**RAW RECORDS:**

** START **

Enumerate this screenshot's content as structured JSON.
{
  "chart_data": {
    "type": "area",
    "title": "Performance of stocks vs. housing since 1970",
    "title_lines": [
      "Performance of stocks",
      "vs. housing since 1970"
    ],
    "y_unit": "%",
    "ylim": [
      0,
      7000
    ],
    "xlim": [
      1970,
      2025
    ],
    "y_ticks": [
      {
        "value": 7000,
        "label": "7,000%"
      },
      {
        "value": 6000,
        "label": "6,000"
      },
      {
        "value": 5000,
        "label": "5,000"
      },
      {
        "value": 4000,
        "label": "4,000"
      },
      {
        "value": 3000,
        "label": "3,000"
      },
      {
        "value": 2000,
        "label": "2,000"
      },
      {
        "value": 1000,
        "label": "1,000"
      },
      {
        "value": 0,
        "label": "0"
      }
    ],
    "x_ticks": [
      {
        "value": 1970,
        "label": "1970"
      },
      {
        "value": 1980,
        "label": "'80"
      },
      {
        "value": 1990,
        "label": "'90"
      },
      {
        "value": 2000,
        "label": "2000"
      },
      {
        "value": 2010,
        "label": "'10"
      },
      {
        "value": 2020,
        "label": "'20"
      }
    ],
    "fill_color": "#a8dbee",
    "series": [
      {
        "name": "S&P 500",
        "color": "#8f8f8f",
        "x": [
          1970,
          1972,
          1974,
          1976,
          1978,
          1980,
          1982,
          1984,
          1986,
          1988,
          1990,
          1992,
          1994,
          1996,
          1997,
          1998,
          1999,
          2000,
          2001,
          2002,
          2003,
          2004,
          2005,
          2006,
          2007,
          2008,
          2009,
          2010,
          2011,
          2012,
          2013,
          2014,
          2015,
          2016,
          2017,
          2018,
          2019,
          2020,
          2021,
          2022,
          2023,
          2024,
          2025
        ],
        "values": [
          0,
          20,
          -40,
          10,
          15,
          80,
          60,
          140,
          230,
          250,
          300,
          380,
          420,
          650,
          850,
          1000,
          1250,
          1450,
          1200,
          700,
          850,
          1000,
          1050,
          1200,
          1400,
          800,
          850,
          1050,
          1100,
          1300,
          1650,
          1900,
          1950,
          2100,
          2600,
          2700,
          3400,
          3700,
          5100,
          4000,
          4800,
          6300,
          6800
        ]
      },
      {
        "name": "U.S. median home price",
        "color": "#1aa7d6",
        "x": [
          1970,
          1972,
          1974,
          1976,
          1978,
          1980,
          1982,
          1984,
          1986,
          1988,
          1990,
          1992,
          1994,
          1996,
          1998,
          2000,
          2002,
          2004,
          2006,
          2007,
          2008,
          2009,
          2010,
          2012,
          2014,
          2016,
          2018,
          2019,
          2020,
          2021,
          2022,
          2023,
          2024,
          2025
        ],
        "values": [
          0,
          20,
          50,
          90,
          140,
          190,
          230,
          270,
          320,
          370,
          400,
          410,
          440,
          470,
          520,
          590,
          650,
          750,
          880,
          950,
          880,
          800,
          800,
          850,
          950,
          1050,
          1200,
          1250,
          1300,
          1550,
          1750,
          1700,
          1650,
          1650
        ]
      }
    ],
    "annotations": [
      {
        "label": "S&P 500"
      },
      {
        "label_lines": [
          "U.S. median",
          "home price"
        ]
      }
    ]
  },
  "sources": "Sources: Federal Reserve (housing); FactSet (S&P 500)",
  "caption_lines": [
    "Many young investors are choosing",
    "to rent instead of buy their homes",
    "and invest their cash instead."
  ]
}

** END **

**PROMPT:** Take the entries and copy them out exactly.

**WRITTEN RESPONSE:**
Enumerate this screenshot's content as structured JSON.
{
  "chart_data": {
    "type": "area",
    "title": "Performance of stocks vs. housing since 1970",
    "title_lines": [
      "Performance of stocks",
      "vs. housing since 1970"
    ],
    "y_unit": "%",
    "ylim": [
      0,
      7000
    ],
    "xlim": [
      1970,
      2025
    ],
    "y_ticks": [
      {
        "value": 7000,
        "label": "7,000%"
      },
      {
        "value": 6000,
        "label": "6,000"
      },
      {
        "value": 5000,
        "label": "5,000"
      },
      {
        "value": 4000,
        "label": "4,000"
      },
      {
        "value": 3000,
        "label": "3,000"
      },
      {
        "value": 2000,
        "label": "2,000"
      },
      {
        "value": 1000,
        "label": "1,000"
      },
      {
        "value": 0,
        "label": "0"
      }
    ],
    "x_ticks": [
      {
        "value": 1970,
        "label": "1970"
      },
      {
        "value": 1980,
        "label": "'80"
      },
      {
        "value": 1990,
        "label": "'90"
      },
      {
        "value": 2000,
        "label": "2000"
      },
      {
        "value": 2010,
        "label": "'10"
      },
      {
        "value": 2020,
        "label": "'20"
      }
    ],
    "fill_color": "#a8dbee",
    "series": [
      {
        "name": "S&P 500",
        "color": "#8f8f8f",
        "x": [
          1970,
          1972,
          1974,
          1976,
          1978,
          1980,
          1982,
          1984,
          1986,
          1988,
          1990,
          1992,
          1994,
          1996,
          1997,
          1998,
          1999,
          2000,
          2001,
          2002,
          2003,
          2004,
          2005,
          2006,
          2007,
          2008,
          2009,
          2010,
          2011,
          2012,
          2013,
          2014,
          2015,
          2016,
          2017,
          2018,
          2019,
          2020,
          2021,
          2022,
          2023,
          2024,
          2025
        ],
        "values": [
          0,
          20,
          -40,
          10,
          15,
          80,
          60,
          140,
          230,
          250,
          300,
          380,
          420,
          650,
          850,
          1000,
          1250,
          1450,
          1200,
          700,
          850,
          1000,
          1050,
          1200,
          1400,
          800,
          850,
          1050,
          1100,
          1300,
          1650,
          1900,
          1950,
          2100,
          2600,
          2700,
          3400,
          3700,
          5100,
          4000,
          4800,
          6300,
          6800
        ]
      },
      {
        "name": "U.S. median home price",
        "color": "#1aa7d6",
        "x": [
          1970,
          1972,
          1974,
          1976,
          1978,
          1980,
          1982,
          1984,
          1986,
          1988,
          1990,
          1992,
          1994,
          1996,
          1998,
          2000,
          2002,
          2004,
          2006,
          2007,
          2008,
          2009,
          2010,
          2012,
          2014,
          2016,
          2018,
          2019,
          2020,
          2021,
          2022,
          2023,
          2024,
          2025
        ],
        "values": [
          0,
          20,
          50,
          90,
          140,
          190,
          230,
          270,
          320,
          370,
          400,
          410,
          440,
          470,
          520,
          590,
          650,
          750,
          880,
          950,
          880,
          800,
          800,
          850,
          950,
          1050,
          1200,
          1250,
          1300,
          1550,
          1750,
          1700,
          1650,
          1650
        ]
      }
    ],
    "annotations": [
      {
        "label": "S&P 500"
      },
      {
        "label_lines": [
          "U.S. median",
          "home price"
        ]
      }
    ]
  },
  "sources": "Sources: Federal Reserve (housing); FactSet (S&P 500)",
  "caption_lines": [
    "Many young investors are choosing",
    "to rent instead of buy their homes",
    "and invest their cash instead."
  ]
}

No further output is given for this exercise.